● THE INPUT
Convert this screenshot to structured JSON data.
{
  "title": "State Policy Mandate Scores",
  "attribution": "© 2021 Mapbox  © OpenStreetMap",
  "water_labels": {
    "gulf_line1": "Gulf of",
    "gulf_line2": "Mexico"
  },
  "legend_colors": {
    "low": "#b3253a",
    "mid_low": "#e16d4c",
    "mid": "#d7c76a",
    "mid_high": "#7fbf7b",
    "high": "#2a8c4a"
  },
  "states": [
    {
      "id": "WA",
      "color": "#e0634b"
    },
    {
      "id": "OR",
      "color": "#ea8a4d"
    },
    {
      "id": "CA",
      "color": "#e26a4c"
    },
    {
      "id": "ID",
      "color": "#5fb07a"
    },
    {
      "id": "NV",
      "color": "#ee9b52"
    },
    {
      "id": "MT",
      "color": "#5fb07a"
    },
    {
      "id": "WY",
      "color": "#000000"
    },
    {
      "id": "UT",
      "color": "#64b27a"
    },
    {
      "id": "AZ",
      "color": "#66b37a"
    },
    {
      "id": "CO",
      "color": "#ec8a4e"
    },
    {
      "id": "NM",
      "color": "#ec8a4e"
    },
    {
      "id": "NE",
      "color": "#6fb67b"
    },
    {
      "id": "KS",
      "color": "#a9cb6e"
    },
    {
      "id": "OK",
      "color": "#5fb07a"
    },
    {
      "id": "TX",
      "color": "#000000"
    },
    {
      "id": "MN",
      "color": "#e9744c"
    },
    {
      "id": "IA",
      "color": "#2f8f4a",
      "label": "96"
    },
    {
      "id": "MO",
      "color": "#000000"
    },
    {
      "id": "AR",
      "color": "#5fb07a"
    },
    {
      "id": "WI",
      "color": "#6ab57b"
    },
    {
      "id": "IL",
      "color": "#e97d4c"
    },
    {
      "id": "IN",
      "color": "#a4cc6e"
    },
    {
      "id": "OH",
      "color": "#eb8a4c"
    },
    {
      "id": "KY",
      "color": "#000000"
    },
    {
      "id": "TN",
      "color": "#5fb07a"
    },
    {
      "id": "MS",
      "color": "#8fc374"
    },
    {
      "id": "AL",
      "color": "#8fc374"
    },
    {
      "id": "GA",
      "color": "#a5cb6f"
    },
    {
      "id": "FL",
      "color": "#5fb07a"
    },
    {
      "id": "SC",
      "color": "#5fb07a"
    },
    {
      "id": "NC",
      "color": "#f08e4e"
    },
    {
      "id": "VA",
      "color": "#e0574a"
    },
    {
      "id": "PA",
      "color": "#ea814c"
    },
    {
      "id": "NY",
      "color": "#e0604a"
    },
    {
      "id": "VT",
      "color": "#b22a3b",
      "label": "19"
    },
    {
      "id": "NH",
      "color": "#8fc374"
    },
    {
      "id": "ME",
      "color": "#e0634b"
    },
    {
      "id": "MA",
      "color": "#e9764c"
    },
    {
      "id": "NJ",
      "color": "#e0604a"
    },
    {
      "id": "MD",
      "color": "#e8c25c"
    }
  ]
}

● EXERCISE AIM
Transcribe all lines as written.

● EXERCISE SOLUTION
Convert this screenshot to structured JSON data.
{
  "title": "State Policy Mandate Scores",
  "attribution": "© 2021 Mapbox  © OpenStreetMap",
  "water_labels": {
    "gulf_line1": "Gulf of",
    "gulf_line2": "Mexico"
  },
  "legend_colors": {
    "low": "#b3253a",
    "mid_low": "#e16d4c",
    "mid": "#d7c76a",
    "mid_high": "#7fbf7b",
    "high": "#2a8c4a"
  },
  "states": [
    {
      "id": "WA",
      "color": "#e0634b"
    },
    {
      "id": "OR",
      "color": "#ea8a4d"
    },
    {
      "id": "CA",
      "color": "#e26a4c"
    },
    {
      "id": "ID",
      "color": "#5fb07a"
    },
    {
      "id": "NV",
      "color": "#ee9b52"
    },
    {
      "id": "MT",
      "color": "#5fb07a"
    },
    {
      "id": "WY",
      "color": "#000000"
    },
    {
      "id": "UT",
      "color": "#64b27a"
    },
    {
      "id": "AZ",
      "color": "#66b37a"
    },
    {
      "id": "CO",
      "color": "#ec8a4e"
    },
    {
      "id": "NM",
      "color": "#ec8a4e"
    },
    {
      "id": "NE",
      "color": "#6fb67b"
    },
    {
      "id": "KS",
      "color": "#a9cb6e"
    },
    {
      "id": "OK",
      "color": "#5fb07a"
    },
    {
      "id": "TX",
      "color": "#000000"
    },
    {
      "id": "MN",
      "color": "#e9744c"
    },
    {
      "id": "IA",
      "color": "#2f8f4a",
      "label": "96"
    },
    {
      "id": "MO",
      "color": "#000000"
    },
    {
      "id": "AR",
      "color": "#5fb07a"
    },
    {
      "id": "WI",
      "color": "#6ab57b"
    },
    {
      "id": "IL",
      "color": "#e97d4c"
    },
    {
      "id": "IN",
      "color": "#a4cc6e"
    },
    {
      "id": "OH",
      "color": "#eb8a4c"
    },
    {
      "id": "KY",
      "color": "#000000"
    },
    {
      "id": "TN",
      "color": "#5fb07a"
    },
    {
      "id": "MS",
      "color": "#8fc374"
    },
    {
      "id": "AL",
      "color": "#8fc374"
    },
    {
      "id": "GA",
      "color": "#a5cb6f"
    },
    {
      "id": "FL",
      "color": "#5fb07a"
    },
    {
      "id": "SC",
      "color": "#5fb07a"
    },
    {
      "id": "NC",
      "color": "#f08e4e"
    },
    {
      "id": "VA",
      "color": "#e0574a"
    },
    {
      "id": "PA",
      "color": "#ea814c"
    },
    {
      "id": "NY",
      "color": "#e0604a"
    },
    {
      "id": "VT",
      "color": "#b22a3b",
      "label": "19"
    },
    {
      "id": "NH",
      "color": "#8fc374"
    },
    {
      "id": "ME",
      "color": "#e0634b"
    },
    {
      "id": "MA",
      "color": "#e9764c"
    },
    {
      "id": "NJ",
      "color": "#e0604a"
    },
    {
      "id": "MD",
      "color": "#e8c25c"
    }
  ]
}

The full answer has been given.